Count every line that has "gloria" in it and give the total, nothing more.

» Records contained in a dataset
_ _ _
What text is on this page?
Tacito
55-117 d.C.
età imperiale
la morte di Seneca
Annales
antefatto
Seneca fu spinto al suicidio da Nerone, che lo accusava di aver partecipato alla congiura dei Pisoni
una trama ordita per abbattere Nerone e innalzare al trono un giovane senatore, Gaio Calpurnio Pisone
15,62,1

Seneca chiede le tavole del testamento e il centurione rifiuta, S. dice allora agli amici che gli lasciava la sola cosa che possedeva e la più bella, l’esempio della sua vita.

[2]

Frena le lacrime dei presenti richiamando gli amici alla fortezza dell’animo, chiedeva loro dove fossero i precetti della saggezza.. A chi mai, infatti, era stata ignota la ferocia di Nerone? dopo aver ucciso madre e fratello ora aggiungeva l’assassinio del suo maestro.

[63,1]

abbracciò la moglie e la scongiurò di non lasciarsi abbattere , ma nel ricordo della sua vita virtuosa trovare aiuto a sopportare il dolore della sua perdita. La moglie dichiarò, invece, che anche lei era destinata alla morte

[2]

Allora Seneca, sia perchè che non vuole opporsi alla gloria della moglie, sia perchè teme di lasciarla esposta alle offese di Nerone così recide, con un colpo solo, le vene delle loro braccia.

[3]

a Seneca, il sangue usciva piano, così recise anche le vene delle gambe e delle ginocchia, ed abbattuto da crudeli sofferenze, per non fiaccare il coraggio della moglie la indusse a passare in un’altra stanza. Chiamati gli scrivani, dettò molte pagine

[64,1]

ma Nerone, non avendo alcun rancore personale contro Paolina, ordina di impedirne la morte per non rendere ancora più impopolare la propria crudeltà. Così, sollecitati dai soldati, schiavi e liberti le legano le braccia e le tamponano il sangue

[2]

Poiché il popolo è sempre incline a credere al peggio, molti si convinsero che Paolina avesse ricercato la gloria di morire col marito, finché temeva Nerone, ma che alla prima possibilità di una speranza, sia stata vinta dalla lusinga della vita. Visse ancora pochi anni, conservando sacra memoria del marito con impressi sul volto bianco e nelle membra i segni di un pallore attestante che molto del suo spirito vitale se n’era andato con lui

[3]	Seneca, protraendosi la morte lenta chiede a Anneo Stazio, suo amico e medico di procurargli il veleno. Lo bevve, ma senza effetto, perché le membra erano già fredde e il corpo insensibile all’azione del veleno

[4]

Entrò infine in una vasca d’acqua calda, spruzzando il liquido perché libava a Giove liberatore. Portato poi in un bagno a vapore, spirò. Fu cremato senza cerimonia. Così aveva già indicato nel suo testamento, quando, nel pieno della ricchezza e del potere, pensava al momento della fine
_ _ _
» WRITTEN ANSWER
2